◆ **Data provided**
________________________
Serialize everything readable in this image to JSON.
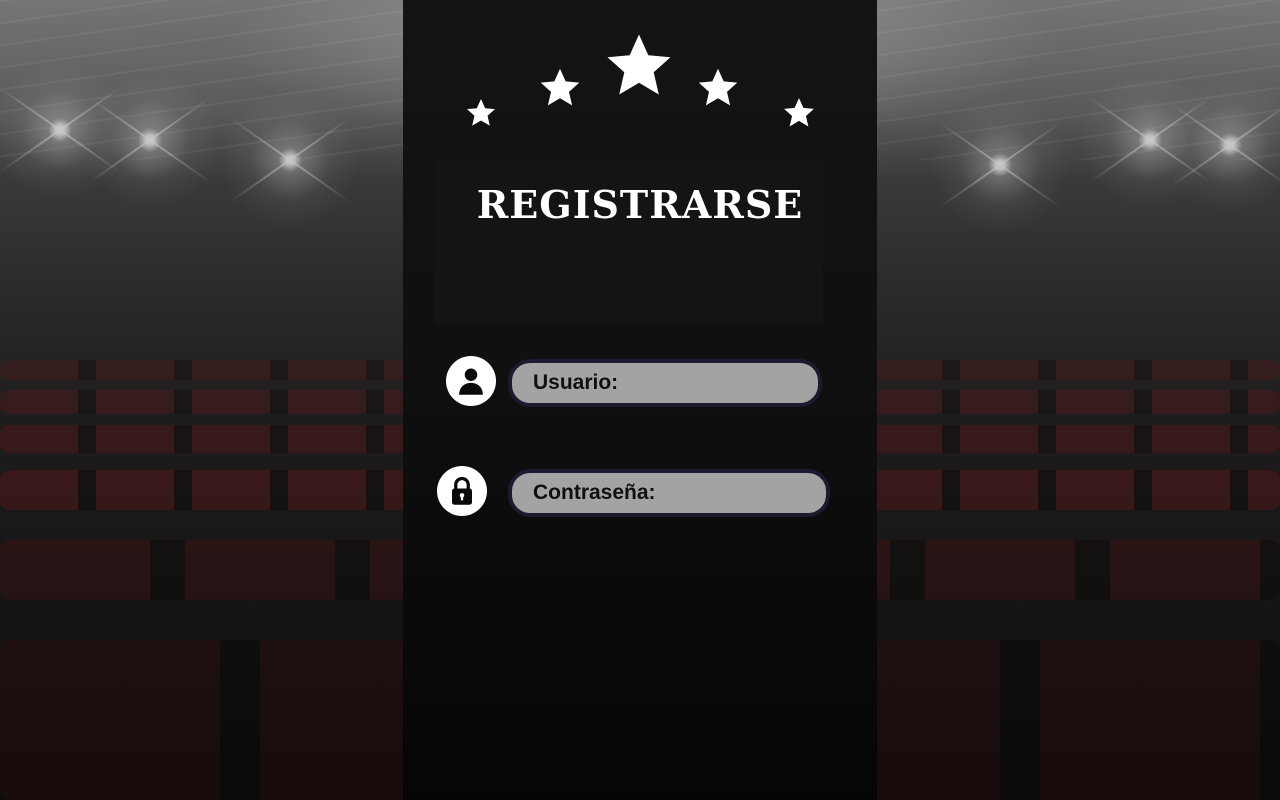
{
  "title": "REGISTRARSE",
  "fields": {
    "user": {
      "label": "Usuario:",
      "icon": "user-icon"
    },
    "password": {
      "label": "Contraseña:",
      "icon": "lock-icon"
    }
  },
  "decor": {
    "stars_icon": "star-icon",
    "stars_count": 5
  },
  "colors": {
    "panel": "#111111",
    "field_fill": "#a3a3a3",
    "field_border": "#1d1a30",
    "text_light": "#ffffff",
    "seat_red": "#6e2424"
  }
}
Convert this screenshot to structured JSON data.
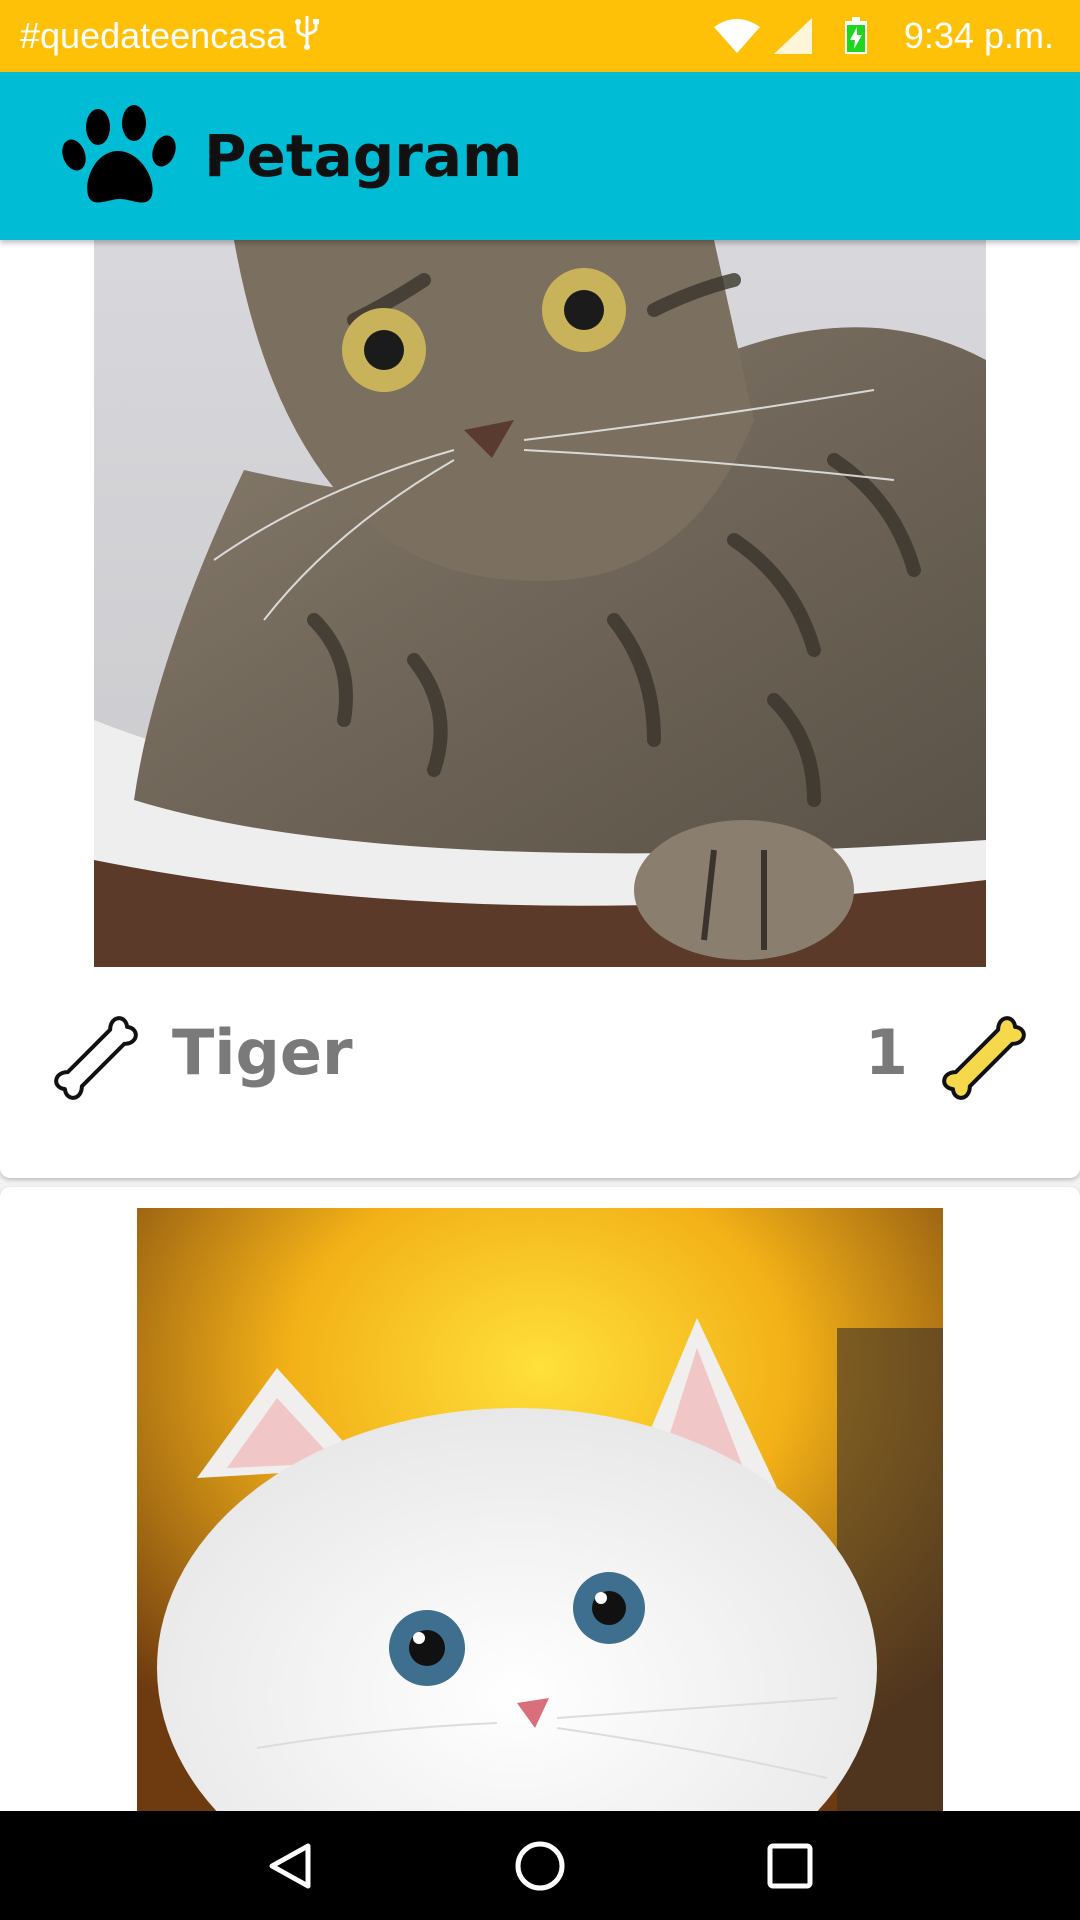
________________________
◆ **Exercise aim**
Every line above should be repeated exactly; pictures stay out of the copy.

◆ **Solution below**
Serialize everything readable in this image to JSON.
{
  "title": "REGISTRARSE",
  "fields": {
    "user": {
      "label": "Usuario:",
      "icon": "user-icon"
    },
    "password": {
      "label": "Contraseña:",
      "icon": "lock-icon"
    }
  },
  "decor": {
    "stars_icon": "star-icon",
    "stars_count": 5
  },
  "colors": {
    "panel": "#111111",
    "field_fill": "#a3a3a3",
    "field_border": "#1d1a30",
    "text_light": "#ffffff",
    "seat_red": "#6e2424"
  }
}
Convert this screenshot to structured JSON data.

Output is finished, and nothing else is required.